- Written exercise: All lines in which the word "κινηματογράφος" occurs are to be extracted.

- Saved entries:
════════════════════
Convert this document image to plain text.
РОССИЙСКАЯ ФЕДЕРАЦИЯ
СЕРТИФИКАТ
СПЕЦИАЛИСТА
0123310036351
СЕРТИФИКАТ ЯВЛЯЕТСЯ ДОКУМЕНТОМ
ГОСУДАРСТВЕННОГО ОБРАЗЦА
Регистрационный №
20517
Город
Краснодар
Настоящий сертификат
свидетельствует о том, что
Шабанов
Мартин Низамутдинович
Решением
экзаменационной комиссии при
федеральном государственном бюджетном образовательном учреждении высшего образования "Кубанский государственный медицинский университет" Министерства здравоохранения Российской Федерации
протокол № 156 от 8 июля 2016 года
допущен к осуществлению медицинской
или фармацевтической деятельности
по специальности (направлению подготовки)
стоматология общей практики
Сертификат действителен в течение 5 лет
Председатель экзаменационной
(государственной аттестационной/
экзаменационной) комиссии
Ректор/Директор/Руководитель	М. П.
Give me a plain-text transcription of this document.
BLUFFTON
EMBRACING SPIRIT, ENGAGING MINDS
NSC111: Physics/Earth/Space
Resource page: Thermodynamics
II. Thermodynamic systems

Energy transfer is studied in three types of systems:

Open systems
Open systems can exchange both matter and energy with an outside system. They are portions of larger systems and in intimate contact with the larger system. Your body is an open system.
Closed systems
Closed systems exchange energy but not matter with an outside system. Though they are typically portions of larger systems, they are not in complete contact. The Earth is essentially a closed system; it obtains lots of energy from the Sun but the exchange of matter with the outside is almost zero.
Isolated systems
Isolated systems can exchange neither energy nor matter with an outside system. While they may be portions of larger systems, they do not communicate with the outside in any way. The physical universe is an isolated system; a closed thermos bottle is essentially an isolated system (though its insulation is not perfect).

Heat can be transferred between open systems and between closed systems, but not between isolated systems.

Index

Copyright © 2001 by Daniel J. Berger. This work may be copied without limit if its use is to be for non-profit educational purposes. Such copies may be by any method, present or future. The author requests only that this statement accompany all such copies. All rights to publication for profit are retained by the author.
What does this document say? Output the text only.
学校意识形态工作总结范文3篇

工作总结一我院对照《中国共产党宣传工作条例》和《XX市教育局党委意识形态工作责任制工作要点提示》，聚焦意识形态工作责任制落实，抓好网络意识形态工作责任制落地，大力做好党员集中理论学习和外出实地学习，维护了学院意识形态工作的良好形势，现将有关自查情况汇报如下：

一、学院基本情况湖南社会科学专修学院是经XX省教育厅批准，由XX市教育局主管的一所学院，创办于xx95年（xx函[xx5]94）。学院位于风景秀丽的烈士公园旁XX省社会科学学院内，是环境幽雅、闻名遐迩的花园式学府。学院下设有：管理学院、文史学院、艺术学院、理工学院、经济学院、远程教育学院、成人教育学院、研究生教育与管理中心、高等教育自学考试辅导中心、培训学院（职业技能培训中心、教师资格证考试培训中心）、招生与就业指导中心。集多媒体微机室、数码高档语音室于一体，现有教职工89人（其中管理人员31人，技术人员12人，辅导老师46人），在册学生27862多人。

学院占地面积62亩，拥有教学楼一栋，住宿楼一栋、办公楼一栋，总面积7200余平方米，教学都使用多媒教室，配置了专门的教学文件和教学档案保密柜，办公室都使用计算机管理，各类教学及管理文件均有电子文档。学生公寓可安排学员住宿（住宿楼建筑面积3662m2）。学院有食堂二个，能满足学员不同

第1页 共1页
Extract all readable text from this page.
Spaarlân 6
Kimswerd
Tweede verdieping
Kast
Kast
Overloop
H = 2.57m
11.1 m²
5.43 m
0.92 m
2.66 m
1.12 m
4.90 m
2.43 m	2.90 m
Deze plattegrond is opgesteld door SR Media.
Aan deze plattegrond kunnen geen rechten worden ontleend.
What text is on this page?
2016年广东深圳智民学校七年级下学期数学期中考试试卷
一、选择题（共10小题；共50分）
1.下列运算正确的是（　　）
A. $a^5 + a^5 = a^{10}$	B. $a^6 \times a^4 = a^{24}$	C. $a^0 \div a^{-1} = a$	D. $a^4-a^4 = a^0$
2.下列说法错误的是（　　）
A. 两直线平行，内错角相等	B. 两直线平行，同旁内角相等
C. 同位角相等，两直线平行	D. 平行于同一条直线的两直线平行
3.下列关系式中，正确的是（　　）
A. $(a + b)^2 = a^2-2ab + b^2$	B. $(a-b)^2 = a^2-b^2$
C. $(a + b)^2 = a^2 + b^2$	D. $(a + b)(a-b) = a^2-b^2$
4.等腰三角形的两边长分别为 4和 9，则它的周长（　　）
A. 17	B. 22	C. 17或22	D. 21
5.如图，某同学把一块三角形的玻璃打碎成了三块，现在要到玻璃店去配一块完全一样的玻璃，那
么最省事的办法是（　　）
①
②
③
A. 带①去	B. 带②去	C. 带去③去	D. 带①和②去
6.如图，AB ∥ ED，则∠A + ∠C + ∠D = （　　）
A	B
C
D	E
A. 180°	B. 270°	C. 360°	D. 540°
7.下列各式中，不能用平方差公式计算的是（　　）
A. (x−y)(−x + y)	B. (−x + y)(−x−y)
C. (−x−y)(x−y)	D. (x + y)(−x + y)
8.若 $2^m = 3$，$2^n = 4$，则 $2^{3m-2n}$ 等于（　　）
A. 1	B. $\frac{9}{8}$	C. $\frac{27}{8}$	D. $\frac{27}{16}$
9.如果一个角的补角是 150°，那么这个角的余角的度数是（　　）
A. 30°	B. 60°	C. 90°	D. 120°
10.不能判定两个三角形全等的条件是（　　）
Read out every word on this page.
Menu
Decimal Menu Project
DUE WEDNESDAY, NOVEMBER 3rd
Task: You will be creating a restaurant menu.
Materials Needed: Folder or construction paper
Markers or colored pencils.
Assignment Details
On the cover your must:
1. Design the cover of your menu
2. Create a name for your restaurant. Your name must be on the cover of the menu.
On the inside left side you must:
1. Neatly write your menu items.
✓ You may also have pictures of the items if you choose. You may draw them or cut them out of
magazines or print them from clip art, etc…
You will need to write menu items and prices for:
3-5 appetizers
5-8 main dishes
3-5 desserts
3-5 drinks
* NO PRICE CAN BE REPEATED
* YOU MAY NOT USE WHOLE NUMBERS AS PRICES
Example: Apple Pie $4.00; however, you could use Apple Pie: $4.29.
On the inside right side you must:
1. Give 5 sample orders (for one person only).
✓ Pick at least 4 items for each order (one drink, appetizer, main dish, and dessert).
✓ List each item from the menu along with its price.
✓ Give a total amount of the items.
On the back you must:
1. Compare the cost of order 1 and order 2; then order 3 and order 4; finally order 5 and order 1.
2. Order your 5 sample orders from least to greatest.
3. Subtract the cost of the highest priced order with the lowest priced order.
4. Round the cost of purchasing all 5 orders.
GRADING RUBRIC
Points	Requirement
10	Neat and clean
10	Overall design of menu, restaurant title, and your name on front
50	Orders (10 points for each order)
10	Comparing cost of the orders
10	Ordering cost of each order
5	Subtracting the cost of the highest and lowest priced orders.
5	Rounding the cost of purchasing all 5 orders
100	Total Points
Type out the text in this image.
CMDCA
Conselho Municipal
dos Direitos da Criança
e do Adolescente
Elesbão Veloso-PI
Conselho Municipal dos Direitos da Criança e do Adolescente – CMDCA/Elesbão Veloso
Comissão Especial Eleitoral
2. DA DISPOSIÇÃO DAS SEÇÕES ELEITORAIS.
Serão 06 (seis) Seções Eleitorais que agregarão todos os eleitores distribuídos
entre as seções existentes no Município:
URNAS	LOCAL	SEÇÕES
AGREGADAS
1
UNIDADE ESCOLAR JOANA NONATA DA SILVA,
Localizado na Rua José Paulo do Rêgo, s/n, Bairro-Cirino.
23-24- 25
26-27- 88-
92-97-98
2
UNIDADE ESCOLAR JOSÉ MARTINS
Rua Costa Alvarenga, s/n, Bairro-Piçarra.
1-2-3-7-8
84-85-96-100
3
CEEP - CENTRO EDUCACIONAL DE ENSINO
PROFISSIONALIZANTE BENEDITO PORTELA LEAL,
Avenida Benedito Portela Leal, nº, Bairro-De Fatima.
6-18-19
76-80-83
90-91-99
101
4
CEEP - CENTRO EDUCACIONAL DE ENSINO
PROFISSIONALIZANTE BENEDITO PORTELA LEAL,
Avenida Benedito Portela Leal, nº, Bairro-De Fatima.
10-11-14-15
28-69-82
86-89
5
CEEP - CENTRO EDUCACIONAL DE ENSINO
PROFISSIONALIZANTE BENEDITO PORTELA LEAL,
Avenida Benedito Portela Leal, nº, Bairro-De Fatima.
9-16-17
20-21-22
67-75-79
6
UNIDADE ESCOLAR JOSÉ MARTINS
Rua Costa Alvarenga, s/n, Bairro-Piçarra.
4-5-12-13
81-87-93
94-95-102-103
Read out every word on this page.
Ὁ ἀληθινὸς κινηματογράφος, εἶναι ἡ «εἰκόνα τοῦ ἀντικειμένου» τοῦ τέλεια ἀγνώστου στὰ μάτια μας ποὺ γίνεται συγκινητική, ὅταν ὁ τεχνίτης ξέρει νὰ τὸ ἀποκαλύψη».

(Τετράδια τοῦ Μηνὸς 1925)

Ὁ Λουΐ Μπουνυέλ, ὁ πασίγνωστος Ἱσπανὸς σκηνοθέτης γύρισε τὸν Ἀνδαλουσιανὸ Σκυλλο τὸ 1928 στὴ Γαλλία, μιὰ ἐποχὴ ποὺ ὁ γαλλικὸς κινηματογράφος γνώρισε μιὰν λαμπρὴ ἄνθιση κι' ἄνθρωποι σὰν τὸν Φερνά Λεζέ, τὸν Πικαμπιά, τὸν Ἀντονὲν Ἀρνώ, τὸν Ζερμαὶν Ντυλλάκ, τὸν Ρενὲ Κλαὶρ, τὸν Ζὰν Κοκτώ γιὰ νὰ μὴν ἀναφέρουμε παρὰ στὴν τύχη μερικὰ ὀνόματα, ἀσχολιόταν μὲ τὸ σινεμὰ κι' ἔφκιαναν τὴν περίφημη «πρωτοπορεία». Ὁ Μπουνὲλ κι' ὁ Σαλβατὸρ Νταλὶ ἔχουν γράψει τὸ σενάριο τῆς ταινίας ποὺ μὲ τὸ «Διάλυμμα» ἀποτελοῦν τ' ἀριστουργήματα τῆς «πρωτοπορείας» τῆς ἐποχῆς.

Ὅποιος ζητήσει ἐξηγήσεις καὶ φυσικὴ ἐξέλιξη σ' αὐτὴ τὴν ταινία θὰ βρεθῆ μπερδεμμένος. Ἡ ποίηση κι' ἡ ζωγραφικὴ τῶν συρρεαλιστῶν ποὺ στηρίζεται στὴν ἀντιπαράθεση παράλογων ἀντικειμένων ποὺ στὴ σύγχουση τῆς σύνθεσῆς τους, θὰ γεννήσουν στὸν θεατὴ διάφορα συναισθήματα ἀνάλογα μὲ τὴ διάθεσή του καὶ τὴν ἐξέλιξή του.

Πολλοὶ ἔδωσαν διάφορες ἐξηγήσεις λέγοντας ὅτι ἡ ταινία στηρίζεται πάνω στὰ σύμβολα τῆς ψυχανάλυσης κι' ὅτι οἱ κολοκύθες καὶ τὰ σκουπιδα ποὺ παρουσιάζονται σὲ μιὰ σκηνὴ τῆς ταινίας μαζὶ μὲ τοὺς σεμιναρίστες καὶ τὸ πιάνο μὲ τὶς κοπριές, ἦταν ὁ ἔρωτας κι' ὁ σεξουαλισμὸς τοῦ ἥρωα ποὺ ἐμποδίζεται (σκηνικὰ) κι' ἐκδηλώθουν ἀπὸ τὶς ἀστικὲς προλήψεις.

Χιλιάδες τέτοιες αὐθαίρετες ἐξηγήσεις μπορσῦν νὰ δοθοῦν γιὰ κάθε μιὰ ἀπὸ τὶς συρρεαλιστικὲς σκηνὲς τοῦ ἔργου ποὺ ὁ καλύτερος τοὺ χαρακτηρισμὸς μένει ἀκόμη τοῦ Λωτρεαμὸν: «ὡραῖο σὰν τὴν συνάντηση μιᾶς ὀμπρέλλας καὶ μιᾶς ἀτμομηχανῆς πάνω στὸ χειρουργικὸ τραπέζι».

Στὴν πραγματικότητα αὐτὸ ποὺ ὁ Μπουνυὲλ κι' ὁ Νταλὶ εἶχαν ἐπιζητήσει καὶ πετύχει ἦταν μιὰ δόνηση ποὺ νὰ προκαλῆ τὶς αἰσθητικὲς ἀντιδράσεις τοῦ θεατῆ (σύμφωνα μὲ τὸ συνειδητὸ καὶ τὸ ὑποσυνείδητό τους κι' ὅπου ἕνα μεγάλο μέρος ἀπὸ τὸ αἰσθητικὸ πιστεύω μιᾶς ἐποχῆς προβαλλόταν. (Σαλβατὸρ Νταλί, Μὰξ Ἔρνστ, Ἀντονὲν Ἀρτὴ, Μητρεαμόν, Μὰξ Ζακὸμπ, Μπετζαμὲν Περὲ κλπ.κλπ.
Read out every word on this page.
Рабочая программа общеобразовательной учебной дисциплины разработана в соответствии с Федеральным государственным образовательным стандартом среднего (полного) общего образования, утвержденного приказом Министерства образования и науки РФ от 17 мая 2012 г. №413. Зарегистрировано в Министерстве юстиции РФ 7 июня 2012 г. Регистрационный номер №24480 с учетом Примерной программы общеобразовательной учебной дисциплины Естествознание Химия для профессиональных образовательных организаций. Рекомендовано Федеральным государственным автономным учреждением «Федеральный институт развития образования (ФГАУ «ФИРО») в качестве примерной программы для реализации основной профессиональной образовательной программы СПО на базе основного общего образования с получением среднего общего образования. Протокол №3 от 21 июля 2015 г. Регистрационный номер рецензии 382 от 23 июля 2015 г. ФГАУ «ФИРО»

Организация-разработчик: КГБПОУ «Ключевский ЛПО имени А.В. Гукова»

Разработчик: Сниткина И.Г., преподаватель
════════════════════
- Exercise output:
Ὁ ἀληθινὸς κινηματογράφος, εἶναι ἡ «εἰκόνα τοῦ ἀντικειμένου» τοῦ τέλεια ἀγνώστου στὰ μάτια μας ποὺ γίνεται συγκινητική, ὅταν ὁ τεχνίτης ξέρει νὰ τὸ ἀποκαλύψη».
Ὁ Λουΐ Μπουνυέλ, ὁ πασίγνωστος Ἱσπανὸς σκηνοθέτης γύρισε τὸν Ἀνδαλουσιανὸ Σκυλλο τὸ 1928 στὴ Γαλλία, μιὰ ἐποχὴ ποὺ ὁ γαλλικὸς κινηματογράφος γνώρισε μιὰν λαμπρὴ ἄνθιση κι' ἄνθρωποι σὰν τὸν Φερνά Λεζέ, τὸν Πικαμπιά, τὸν Ἀντονὲν Ἀρνώ, τὸν Ζερμαὶν Ντυλλάκ, τὸν Ρενὲ Κλαὶρ, τὸν Ζὰν Κοκτώ γιὰ νὰ μὴν ἀναφέρουμε παρὰ στὴν τύχη μερικὰ ὀνόματα, ἀσχολιόταν μὲ τὸ σινεμὰ κι' ἔφκιαναν τὴν περίφημη «πρωτοπορεία». Ὁ Μπουνὲλ κι' ὁ Σαλβατὸρ Νταλὶ ἔχουν γράψει τὸ σενάριο τῆς ταινίας ποὺ μὲ τὸ «Διάλυμμα» ἀποτελοῦν τ' ἀριστουργήματα τῆς «πρωτοπορείας» τῆς ἐποχῆς.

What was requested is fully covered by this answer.